* **WHAT TO DO**
Examine the material below. Gather every line in which the string "Hranická" appears.

* **RECORDS FOR THE EXERCISE**
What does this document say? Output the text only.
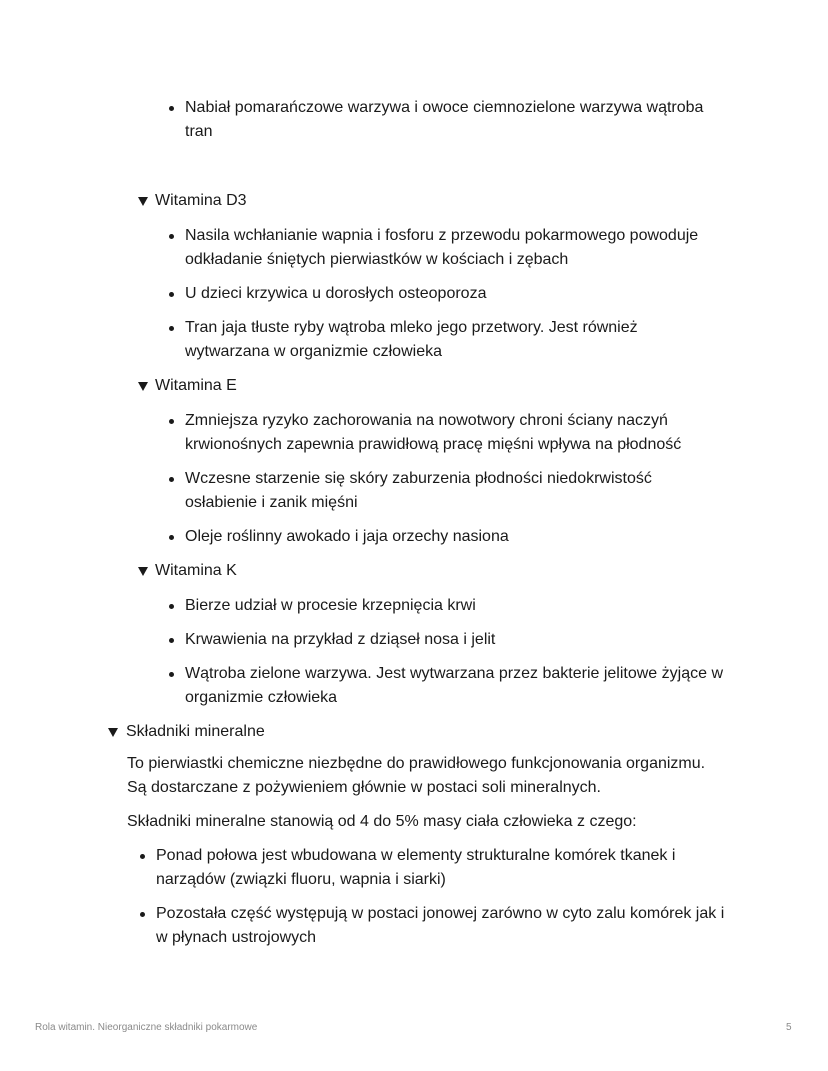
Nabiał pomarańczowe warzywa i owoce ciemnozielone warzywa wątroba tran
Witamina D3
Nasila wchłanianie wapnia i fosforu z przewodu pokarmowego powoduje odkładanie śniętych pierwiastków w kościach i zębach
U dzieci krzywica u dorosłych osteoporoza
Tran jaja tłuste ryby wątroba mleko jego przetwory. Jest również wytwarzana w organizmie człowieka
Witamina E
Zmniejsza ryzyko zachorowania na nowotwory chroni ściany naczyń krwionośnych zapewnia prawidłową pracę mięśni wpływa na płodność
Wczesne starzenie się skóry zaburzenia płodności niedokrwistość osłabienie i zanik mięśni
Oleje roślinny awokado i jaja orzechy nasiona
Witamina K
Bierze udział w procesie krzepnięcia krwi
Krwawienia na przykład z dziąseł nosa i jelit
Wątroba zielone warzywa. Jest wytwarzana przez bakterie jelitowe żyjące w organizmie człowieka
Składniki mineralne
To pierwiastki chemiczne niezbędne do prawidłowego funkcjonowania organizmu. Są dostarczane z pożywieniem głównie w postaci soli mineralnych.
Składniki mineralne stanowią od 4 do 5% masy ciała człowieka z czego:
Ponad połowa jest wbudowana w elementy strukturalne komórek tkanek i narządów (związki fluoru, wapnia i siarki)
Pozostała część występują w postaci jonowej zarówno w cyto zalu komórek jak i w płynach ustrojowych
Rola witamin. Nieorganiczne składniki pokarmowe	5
* * *
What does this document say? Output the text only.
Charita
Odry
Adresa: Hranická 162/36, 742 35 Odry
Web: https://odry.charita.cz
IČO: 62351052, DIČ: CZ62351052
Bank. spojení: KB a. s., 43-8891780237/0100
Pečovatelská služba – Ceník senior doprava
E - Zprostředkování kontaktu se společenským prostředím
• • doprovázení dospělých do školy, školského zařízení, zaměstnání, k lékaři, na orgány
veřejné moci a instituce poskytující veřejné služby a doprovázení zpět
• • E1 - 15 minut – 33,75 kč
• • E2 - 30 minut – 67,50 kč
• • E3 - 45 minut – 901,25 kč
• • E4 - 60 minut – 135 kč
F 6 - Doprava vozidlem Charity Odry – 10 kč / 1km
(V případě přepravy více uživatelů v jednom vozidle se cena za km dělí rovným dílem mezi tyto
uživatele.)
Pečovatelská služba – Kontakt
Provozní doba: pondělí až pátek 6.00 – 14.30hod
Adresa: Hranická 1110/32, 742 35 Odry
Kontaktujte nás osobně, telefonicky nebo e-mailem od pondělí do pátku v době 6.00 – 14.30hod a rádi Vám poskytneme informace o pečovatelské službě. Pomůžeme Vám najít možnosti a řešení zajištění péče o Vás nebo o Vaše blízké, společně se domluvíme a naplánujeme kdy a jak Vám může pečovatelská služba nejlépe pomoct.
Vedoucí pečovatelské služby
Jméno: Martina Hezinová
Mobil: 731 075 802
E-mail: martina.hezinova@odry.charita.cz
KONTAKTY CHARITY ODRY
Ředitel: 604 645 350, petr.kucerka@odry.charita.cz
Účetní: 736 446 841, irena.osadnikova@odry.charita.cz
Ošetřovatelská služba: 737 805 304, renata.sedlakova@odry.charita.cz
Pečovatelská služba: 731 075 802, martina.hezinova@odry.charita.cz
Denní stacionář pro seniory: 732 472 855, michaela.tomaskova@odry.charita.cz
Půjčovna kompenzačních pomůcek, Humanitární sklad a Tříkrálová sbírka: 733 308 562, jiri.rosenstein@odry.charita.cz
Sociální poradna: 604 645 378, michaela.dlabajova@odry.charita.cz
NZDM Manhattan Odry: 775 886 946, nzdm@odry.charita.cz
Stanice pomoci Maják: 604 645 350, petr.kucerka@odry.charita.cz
...
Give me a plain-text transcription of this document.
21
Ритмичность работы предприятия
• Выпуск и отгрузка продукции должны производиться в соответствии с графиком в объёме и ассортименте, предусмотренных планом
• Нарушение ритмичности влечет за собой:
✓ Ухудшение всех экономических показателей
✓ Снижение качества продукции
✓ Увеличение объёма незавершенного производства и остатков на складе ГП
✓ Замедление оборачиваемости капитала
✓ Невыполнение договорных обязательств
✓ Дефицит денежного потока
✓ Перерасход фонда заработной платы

* **OUTPUT FOR THIS EXERCISE**
Adresa: Hranická 162/36, 742 35 Odry
Adresa: Hranická 1110/32, 742 35 Odry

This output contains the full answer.